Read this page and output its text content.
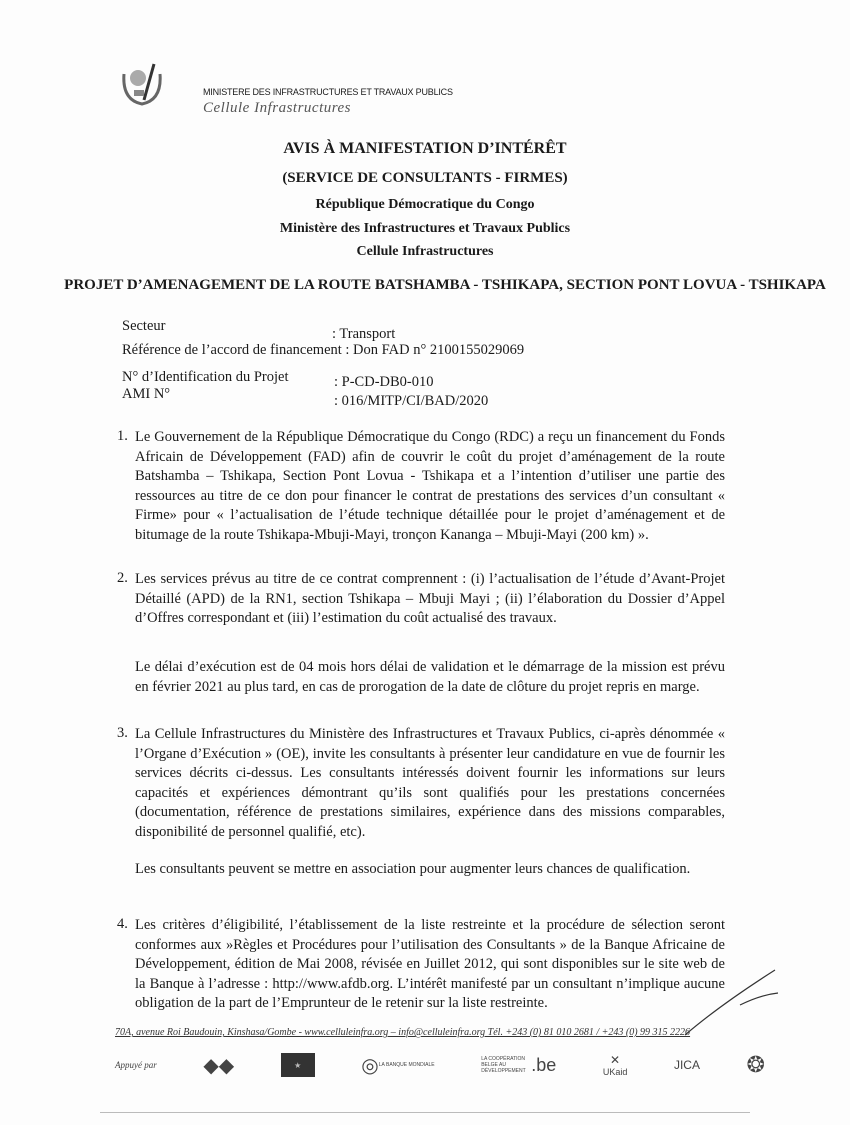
MINISTERE DES INFRASTRUCTURES ET TRAVAUX PUBLICS
Cellule Infrastructures
AVIS À MANIFESTATION D’INTÉRÊT
(SERVICE DE CONSULTANTS - FIRMES)
République Démocratique du Congo
Ministère des Infrastructures et Travaux Publics
Cellule Infrastructures
PROJET D’AMENAGEMENT DE LA ROUTE BATSHAMBA - TSHIKAPA, SECTION PONT LOVUA - TSHIKAPA
Secteur	: Transport
Référence de l’accord de financement : Don FAD n° 2100155029069
N° d’Identification du Projet	: P-CD-DB0-010
AMI N°	: 016/MITP/CI/BAD/2020
1. Le Gouvernement de la République Démocratique du Congo (RDC) a reçu un financement du Fonds Africain de Développement (FAD) afin de couvrir le coût du projet d’aménagement de la route Batshamba – Tshikapa, Section Pont Lovua - Tshikapa et a l’intention d’utiliser une partie des ressources au titre de ce don pour financer le contrat de prestations des services d’un consultant « Firme» pour « l’actualisation de l’étude technique détaillée pour le projet d’aménagement et de bitumage de la route Tshikapa-Mbuji-Mayi, tronçon Kananga – Mbuji-Mayi (200 km) ».
2. Les services prévus au titre de ce contrat comprennent : (i) l’actualisation de l’étude d’Avant-Projet Détaillé (APD) de la RN1, section Tshikapa – Mbuji Mayi ; (ii) l’élaboration du Dossier d’Appel d’Offres correspondant et (iii) l’estimation du coût actualisé des travaux.
Le délai d’exécution est de 04 mois hors délai de validation et le démarrage de la mission est prévu en février 2021 au plus tard, en cas de prorogation de la date de clôture du projet repris en marge.
3. La Cellule Infrastructures du Ministère des Infrastructures et Travaux Publics, ci-après dénommée « l’Organe d’Exécution » (OE), invite les consultants à présenter leur candidature en vue de fournir les services décrits ci-dessus. Les consultants intéressés doivent fournir les informations sur leurs capacités et expériences démontrant qu’ils sont qualifiés pour les prestations concernées (documentation, référence de prestations similaires, expérience dans des missions comparables, disponibilité de personnel qualifié, etc).
Les consultants peuvent se mettre en association pour augmenter leurs chances de qualification.
4. Les critères d’éligibilité, l’établissement de la liste restreinte et la procédure de sélection seront conformes aux »Règles et Procédures pour l’utilisation des Consultants » de la Banque Africaine de Développement, édition de Mai 2008, révisée en Juillet 2012, qui sont disponibles sur le site web de la Banque à l’adresse : http://www.afdb.org. L’intérêt manifesté par un consultant n’implique aucune obligation de la part de l’Emprunteur de le retenir sur la liste restreinte.
70A, avenue Roi Baudouin, Kinshasa/Gombe - www.celluleinfra.org – info@celluleinfra.org Tél. +243 (0) 81 010 2681 / +243 (0) 99 315 2226
Appuyé par ◆◆	★	◎ LA BANQUE MONDIALE
LA COOPÉRATION BELGE AU DÉVELOPPEMENT .be	✕
UKaid	JICA ❂
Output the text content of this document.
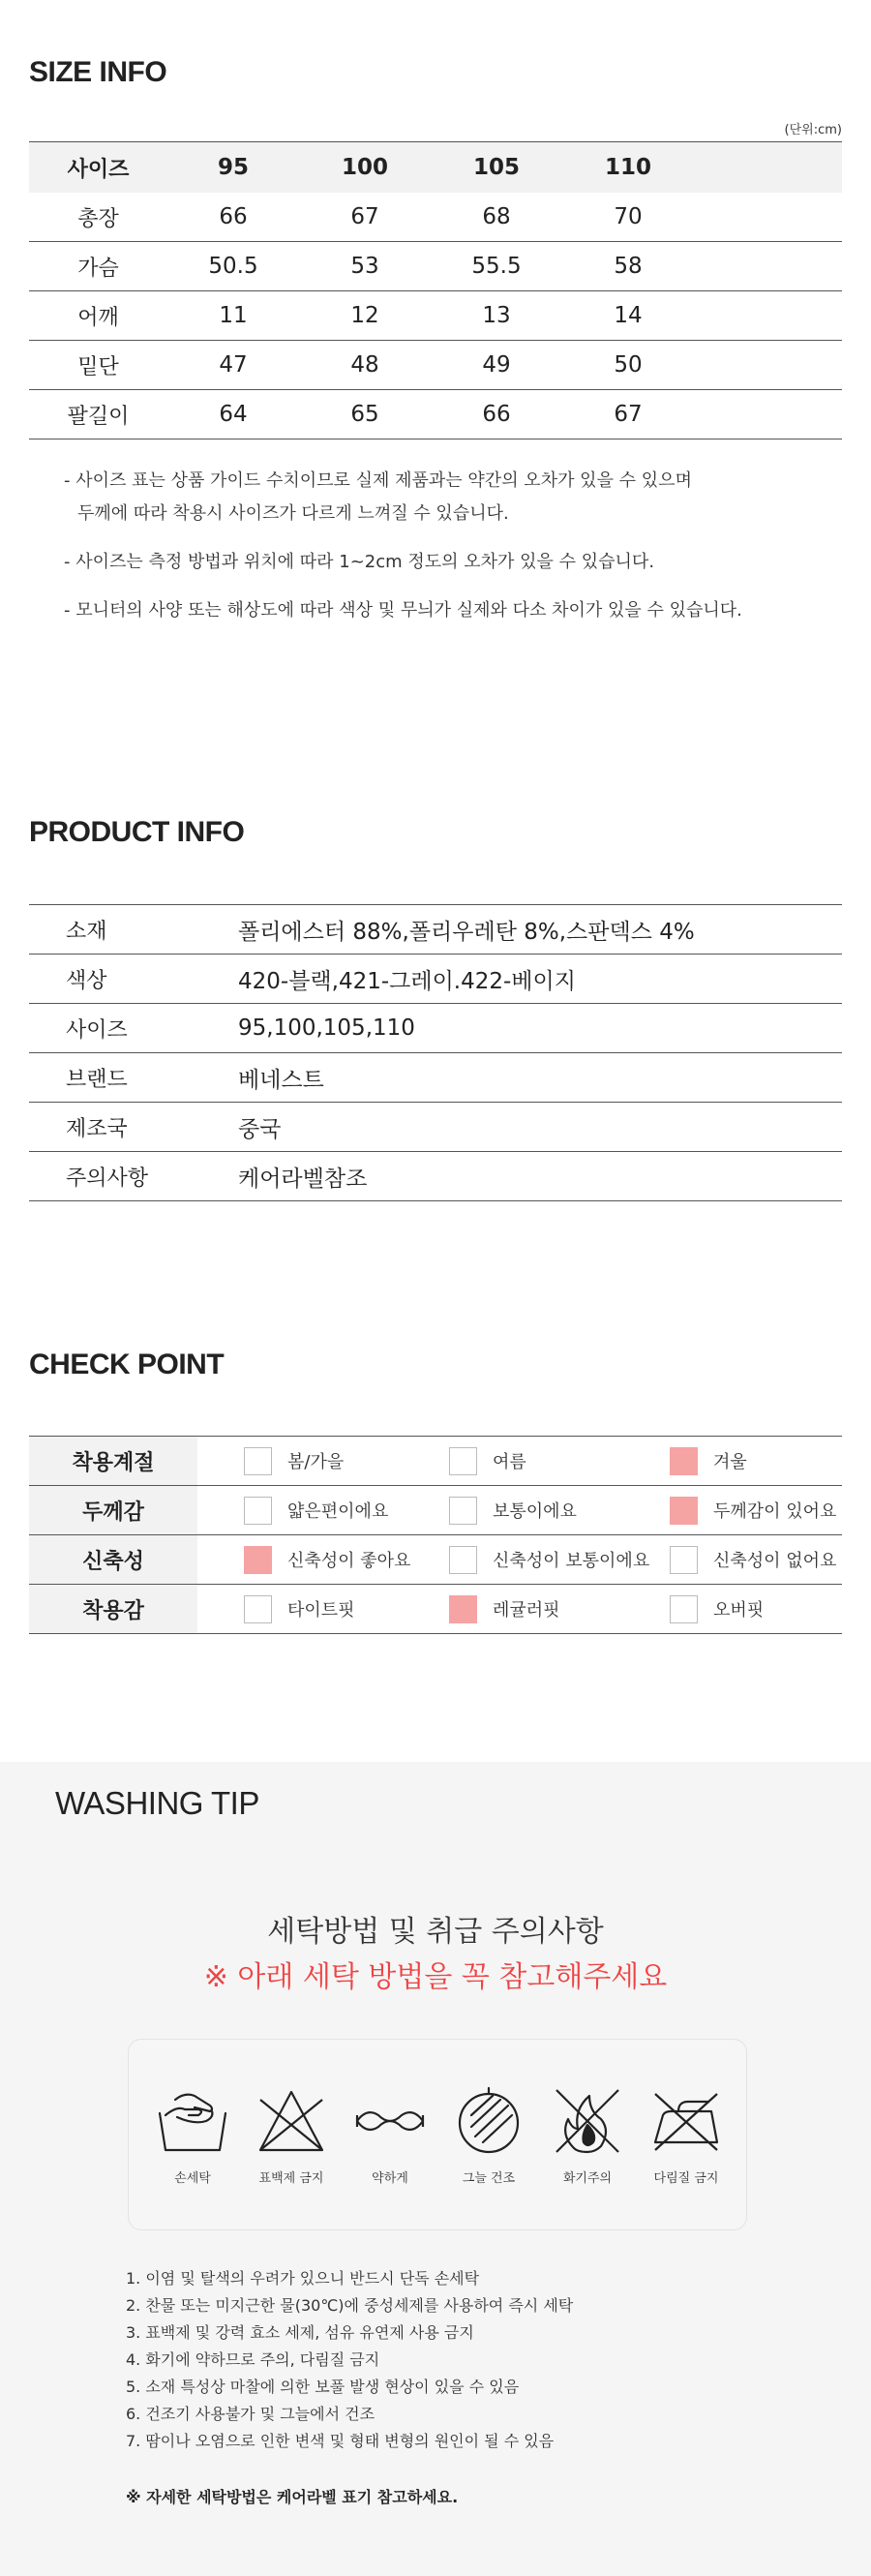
SIZE INFO
(단위:cm)
사이즈	95	100	105	110
총장	66	67	68	70
가슴	50.5	53	55.5	58
어깨	11	12	13	14
밑단	47	48	49	50
팔길이	64	65	66	67

- 사이즈 표는 상품 가이드 수치이므로 실제 제품과는 약간의 오차가 있을 수 있으며
두께에 따라 착용시 사이즈가 다르게 느껴질 수 있습니다.

- 사이즈는 측정 방법과 위치에 따라 1~2cm 정도의 오차가 있을 수 있습니다.

- 모니터의 사양 또는 해상도에 따라 색상 및 무늬가 실제와 다소 차이가 있을 수 있습니다.

PRODUCT INFO
소재	폴리에스터 88%,폴리우레탄 8%,스판덱스 4%
색상	420-블랙,421-그레이.422-베이지
사이즈	95,100,105,110
브랜드	베네스트
제조국	중국
주의사항	케어라벨참조
CHECK POINT
착용계절	봄/가을	여름	겨울
두께감	얇은편이에요	보통이에요	두께감이 있어요
신축성	신축성이 좋아요	신축성이 보통이에요	신축성이 없어요
착용감	타이트핏	레귤러핏	오버핏
WASHING TIP
세탁방법 및 취급 주의사항
※ 아래 세탁 방법을 꼭 참고해주세요
손세탁	표백제 금지	약하게	그늘 건조	화기주의	다림질 금지
1. 이염 및 탈색의 우려가 있으니 반드시 단독 손세탁
2. 찬물 또는 미지근한 물(30℃)에 중성세제를 사용하여 즉시 세탁
3. 표백제 및 강력 효소 세제, 섬유 유연제 사용 금지
4. 화기에 약하므로 주의, 다림질 금지
5. 소재 특성상 마찰에 의한 보풀 발생 현상이 있을 수 있음
6. 건조기 사용불가 및 그늘에서 건조
7. 땀이나 오염으로 인한 변색 및 형태 변형의 원인이 될 수 있음
※ 자세한 세탁방법은 케어라벨 표기 참고하세요.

### What you are asked to do
From the listing, copy each line containing the word "Ministère".

### Full solution
Ministère des Infrastructures et Travaux Publics
3. La Cellule Infrastructures du Ministère des Infrastructures et Travaux Publics, ci-après dénommée « l’Organe d’Exécution » (OE), invite les consultants à présenter leur candidature en vue de fournir les services décrits ci-dessus. Les consultants intéressés doivent fournir les informations sur leurs capacités et expériences démontrant qu’ils sont qualifiés pour les prestations concernées (documentation, référence de prestations similaires, expérience dans des missions comparables, disponibilité de personnel qualifié, etc).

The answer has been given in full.